_Challenge_
Emit only the lines from the line containing "Output the text content of this document." through the last line of the entries, unchanged.

Collection entries
* Start *

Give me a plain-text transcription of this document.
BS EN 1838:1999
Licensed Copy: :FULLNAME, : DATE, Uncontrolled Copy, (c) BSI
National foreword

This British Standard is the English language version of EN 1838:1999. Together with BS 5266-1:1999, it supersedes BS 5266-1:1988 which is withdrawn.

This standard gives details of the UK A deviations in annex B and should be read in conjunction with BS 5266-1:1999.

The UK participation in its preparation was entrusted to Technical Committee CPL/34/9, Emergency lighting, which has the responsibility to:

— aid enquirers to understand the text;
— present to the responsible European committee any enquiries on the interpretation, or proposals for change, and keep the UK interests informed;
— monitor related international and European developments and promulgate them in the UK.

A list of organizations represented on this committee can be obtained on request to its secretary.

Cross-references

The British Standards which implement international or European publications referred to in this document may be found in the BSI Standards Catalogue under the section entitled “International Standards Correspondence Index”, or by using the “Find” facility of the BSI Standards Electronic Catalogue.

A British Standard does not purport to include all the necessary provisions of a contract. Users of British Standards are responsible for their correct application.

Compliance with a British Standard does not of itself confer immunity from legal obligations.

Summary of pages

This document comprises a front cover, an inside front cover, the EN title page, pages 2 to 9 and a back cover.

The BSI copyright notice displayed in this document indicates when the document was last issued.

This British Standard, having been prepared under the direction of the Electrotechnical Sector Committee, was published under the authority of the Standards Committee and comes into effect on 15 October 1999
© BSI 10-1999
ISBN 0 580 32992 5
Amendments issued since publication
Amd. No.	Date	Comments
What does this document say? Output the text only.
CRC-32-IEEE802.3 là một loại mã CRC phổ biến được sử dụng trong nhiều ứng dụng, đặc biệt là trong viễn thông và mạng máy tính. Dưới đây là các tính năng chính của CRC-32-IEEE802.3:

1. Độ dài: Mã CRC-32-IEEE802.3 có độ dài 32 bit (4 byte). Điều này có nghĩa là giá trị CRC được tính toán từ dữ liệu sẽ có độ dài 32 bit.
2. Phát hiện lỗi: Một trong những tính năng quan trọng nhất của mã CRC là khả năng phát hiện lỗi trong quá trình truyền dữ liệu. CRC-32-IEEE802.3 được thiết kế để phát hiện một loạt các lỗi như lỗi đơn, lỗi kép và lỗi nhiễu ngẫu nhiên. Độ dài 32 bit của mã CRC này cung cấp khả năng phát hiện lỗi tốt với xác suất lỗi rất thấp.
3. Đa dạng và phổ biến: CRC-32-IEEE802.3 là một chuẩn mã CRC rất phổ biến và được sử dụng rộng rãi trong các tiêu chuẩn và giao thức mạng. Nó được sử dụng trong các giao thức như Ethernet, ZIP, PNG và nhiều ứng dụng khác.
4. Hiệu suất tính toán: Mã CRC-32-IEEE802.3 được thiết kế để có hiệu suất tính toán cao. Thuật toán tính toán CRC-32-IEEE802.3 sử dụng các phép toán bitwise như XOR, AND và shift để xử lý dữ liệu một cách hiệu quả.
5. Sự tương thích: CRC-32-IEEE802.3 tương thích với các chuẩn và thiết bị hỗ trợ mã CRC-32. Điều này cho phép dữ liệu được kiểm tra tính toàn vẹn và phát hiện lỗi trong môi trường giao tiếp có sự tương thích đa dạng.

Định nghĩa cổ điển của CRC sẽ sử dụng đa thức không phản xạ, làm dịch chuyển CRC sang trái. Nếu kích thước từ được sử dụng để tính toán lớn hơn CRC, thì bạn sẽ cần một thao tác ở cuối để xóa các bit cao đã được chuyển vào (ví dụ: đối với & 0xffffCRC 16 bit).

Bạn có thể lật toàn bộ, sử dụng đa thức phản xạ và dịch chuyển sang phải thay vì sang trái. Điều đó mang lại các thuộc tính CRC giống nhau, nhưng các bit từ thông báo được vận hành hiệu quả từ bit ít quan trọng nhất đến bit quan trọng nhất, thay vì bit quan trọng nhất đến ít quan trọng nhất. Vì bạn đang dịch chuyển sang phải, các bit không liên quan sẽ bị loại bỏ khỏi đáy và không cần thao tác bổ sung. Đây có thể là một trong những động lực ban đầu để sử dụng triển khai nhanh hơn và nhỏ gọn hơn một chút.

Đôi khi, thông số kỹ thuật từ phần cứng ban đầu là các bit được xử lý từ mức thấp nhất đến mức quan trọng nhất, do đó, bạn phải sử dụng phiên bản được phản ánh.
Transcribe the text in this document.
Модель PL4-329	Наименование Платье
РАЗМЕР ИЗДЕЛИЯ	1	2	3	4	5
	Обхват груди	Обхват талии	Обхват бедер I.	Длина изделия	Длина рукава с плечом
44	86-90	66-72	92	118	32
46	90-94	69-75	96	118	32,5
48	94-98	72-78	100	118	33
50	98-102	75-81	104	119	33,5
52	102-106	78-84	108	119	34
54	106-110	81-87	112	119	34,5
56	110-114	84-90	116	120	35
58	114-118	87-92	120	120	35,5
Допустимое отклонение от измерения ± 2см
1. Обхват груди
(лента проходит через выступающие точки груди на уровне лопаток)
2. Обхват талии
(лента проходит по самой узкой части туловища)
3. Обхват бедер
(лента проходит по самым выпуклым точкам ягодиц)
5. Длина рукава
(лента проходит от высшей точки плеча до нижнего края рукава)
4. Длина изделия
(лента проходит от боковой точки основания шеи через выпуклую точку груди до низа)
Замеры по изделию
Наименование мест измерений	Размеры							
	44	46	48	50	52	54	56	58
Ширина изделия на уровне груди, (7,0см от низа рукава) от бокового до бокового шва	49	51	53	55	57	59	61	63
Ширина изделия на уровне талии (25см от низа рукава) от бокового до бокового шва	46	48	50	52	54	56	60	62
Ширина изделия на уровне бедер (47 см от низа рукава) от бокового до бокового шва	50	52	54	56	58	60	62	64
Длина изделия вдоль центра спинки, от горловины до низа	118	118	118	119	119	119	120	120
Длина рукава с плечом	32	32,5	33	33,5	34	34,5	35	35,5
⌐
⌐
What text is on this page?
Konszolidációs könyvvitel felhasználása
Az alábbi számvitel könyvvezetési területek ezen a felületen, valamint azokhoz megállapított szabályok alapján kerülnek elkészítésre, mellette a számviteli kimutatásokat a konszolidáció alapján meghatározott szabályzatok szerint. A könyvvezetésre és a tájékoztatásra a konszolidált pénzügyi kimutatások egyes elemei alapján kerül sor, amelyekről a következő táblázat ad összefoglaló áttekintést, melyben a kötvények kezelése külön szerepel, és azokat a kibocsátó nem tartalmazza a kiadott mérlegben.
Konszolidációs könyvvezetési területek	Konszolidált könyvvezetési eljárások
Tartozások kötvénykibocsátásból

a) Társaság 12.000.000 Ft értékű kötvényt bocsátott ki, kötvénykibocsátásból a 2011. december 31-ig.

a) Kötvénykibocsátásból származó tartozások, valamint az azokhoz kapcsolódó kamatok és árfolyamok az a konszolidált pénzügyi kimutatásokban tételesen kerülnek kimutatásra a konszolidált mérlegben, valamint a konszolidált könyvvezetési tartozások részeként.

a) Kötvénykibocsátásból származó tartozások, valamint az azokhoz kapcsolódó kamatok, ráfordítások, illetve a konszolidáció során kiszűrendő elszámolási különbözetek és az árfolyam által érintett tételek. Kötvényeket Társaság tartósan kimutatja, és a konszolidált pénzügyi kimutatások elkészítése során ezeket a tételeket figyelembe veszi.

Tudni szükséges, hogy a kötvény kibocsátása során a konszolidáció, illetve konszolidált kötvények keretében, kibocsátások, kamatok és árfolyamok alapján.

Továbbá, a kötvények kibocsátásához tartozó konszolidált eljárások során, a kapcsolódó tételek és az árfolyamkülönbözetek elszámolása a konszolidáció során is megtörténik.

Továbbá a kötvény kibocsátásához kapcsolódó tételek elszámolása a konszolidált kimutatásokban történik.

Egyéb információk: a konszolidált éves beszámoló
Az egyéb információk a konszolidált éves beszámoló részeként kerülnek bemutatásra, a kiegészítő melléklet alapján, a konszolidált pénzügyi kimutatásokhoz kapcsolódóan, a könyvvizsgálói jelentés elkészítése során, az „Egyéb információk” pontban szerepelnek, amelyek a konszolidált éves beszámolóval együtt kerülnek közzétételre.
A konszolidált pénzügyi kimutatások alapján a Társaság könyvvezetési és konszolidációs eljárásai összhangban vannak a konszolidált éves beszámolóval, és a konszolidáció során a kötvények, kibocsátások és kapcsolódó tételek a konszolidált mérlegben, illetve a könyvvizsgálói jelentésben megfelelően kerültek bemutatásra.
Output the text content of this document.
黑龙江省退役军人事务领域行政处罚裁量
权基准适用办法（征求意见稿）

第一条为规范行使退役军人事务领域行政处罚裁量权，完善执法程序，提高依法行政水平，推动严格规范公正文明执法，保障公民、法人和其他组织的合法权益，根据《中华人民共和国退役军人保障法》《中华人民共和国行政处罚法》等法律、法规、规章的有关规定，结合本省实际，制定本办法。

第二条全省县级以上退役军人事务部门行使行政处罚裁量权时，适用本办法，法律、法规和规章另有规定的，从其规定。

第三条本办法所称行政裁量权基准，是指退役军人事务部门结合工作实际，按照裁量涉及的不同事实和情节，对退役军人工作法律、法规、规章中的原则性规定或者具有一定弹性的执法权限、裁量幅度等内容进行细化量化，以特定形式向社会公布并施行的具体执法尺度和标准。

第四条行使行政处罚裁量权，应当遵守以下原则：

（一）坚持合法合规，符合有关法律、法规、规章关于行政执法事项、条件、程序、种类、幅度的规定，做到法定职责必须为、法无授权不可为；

* End *

_Output of the exercise_
Output the text content of this document.
黑龙江省退役军人事务领域行政处罚裁量
权基准适用办法（征求意见稿）

第一条为规范行使退役军人事务领域行政处罚裁量权，完善执法程序，提高依法行政水平，推动严格规范公正文明执法，保障公民、法人和其他组织的合法权益，根据《中华人民共和国退役军人保障法》《中华人民共和国行政处罚法》等法律、法规、规章的有关规定，结合本省实际，制定本办法。

第二条全省县级以上退役军人事务部门行使行政处罚裁量权时，适用本办法，法律、法规和规章另有规定的，从其规定。

第三条本办法所称行政裁量权基准，是指退役军人事务部门结合工作实际，按照裁量涉及的不同事实和情节，对退役军人工作法律、法规、规章中的原则性规定或者具有一定弹性的执法权限、裁量幅度等内容进行细化量化，以特定形式向社会公布并施行的具体执法尺度和标准。

第四条行使行政处罚裁量权，应当遵守以下原则：

（一）坚持合法合规，符合有关法律、法规、规章关于行政执法事项、条件、程序、种类、幅度的规定，做到法定职责必须为、法无授权不可为；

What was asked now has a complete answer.